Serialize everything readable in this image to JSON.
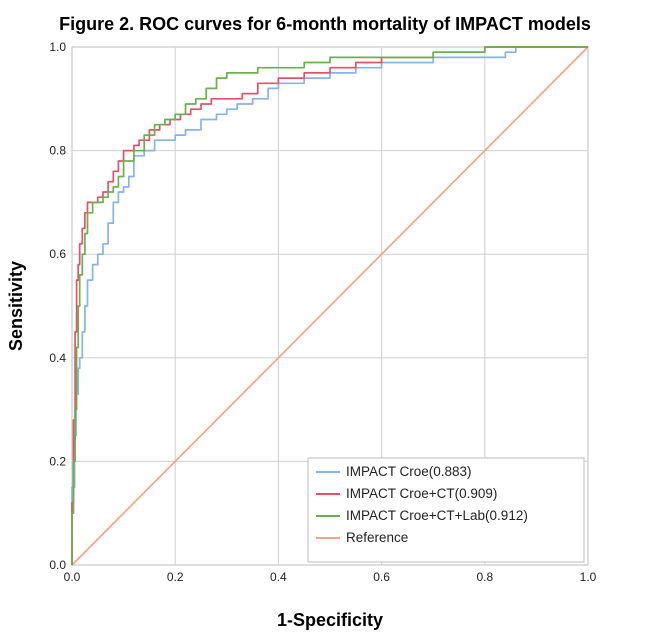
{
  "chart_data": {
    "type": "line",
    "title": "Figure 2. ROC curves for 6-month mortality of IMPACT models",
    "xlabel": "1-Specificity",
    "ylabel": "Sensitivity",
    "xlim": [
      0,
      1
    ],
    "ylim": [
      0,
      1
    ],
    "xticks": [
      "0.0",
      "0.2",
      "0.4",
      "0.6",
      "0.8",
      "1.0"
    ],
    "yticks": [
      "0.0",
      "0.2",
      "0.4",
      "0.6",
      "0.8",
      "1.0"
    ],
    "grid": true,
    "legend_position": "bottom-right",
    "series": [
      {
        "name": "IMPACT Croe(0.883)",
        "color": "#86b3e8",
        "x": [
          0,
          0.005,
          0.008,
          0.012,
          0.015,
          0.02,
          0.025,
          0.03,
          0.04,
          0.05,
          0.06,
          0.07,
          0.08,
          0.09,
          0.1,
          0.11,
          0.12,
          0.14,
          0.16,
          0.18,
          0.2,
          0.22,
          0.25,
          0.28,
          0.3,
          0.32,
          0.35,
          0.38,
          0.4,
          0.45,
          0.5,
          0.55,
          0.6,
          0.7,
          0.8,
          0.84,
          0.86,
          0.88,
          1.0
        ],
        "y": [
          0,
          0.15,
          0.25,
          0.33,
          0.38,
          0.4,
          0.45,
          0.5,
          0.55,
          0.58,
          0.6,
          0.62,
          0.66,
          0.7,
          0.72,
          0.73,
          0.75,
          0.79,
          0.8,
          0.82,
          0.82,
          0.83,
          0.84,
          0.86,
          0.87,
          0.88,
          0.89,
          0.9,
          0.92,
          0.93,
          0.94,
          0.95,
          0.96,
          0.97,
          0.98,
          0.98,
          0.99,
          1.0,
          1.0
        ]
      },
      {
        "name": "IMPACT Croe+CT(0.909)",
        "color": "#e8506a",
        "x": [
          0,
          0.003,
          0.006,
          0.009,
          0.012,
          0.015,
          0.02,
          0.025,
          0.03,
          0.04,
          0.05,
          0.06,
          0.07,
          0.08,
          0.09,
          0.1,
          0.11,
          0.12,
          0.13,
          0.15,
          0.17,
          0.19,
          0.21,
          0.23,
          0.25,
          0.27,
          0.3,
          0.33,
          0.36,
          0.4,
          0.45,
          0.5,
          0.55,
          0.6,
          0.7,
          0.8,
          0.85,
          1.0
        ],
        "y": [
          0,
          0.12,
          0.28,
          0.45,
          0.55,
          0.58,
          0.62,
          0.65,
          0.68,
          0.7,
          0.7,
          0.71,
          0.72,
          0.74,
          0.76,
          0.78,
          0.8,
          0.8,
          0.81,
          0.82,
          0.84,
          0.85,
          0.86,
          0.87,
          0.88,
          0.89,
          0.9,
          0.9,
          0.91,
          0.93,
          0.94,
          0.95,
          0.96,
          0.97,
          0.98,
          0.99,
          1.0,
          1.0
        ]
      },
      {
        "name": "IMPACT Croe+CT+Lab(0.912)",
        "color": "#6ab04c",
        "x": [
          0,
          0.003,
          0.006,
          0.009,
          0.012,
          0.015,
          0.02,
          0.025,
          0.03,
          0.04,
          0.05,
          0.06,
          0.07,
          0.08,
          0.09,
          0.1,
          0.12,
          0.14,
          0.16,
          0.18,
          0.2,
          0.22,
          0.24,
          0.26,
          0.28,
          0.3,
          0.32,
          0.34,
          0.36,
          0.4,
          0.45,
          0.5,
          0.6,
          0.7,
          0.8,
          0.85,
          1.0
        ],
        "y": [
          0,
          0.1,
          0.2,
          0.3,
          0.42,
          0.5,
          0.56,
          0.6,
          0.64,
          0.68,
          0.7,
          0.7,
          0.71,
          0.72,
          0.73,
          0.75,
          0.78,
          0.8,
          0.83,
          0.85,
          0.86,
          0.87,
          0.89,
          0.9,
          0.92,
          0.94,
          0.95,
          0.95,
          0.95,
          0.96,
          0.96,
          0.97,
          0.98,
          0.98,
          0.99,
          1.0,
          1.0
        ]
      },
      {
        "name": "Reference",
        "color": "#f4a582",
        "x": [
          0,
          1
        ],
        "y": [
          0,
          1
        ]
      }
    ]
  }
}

THE TASK>
In the listing above, find each line with the word "name" and copy it.

WRITTEN ANSWER>
        "name": "IMPACT Croe(0.883)",
        "name": "IMPACT Croe+CT(0.909)",
        "name": "IMPACT Croe+CT+Lab(0.912)",
        "name": "Reference",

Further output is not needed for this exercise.